# SUPPLIED MATERIAL
## Begin

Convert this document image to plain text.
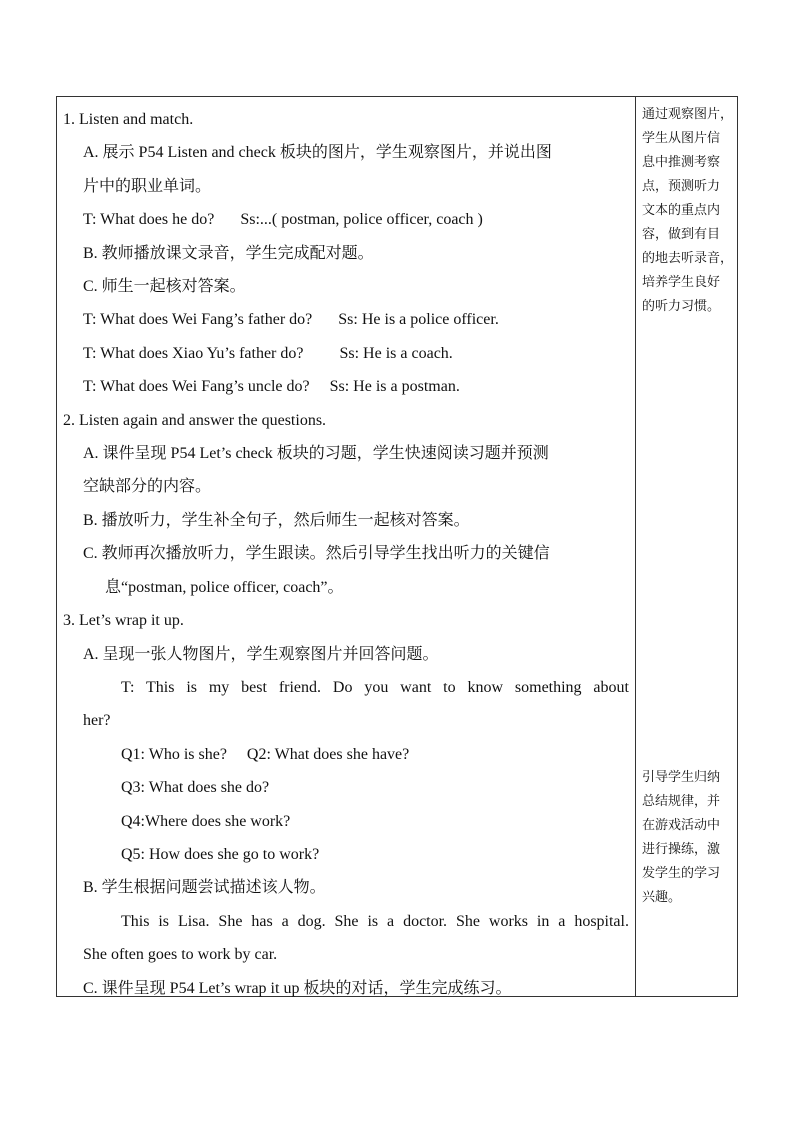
1. Listen and match.
A. 展示 P54 Listen and check 板块的图片，学生观察图片，并说出图
片中的职业单词。
T: What does he do? Ss:...( postman, police officer, coach )
B. 教师播放课文录音，学生完成配对题。
C. 师生一起核对答案。
T: What does Wei Fang’s father do? Ss: He is a police officer.
T: What does Xiao Yu’s father do? Ss: He is a coach.
T: What does Wei Fang’s uncle do? Ss: He is a postman.
2. Listen again and answer the questions.
A. 课件呈现 P54 Let’s check 板块的习题，学生快速阅读习题并预测
空缺部分的内容。
B. 播放听力，学生补全句子，然后师生一起核对答案。
C. 教师再次播放听力，学生跟读。然后引导学生找出听力的关键信
息“postman, police officer, coach”。
3. Let’s wrap it up.
A. 呈现一张人物图片，学生观察图片并回答问题。
T: This is my best friend. Do you want to know something about
her?
Q1: Who is she? Q2: What does she have?
Q3: What does she do?
Q4:Where does she work?
Q5: How does she go to work?
B. 学生根据问题尝试描述该人物。
This is Lisa. She has a dog. She is a doctor. She works in a hospital.
She often goes to work by car.
C. 课件呈现 P54 Let’s wrap it up 板块的对话，学生完成练习。

通过观察图片，

学生从图片信

息中推测考察

点，预测听力

文本的重点内

容，做到有目

的地去听录音，

培养学生良好

的听力习惯。

引导学生归纳

总结规律，并

在游戏活动中

进行操练，激

发学生的学习

兴趣。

## End

# TASK STATEMENT
Copy the lines from the entries above in which the word "father" appears.

# SOLVED EXERCISE
T: What does Wei Fang’s father do? Ss: He is a police officer.
T: What does Xiao Yu’s father do? Ss: He is a coach.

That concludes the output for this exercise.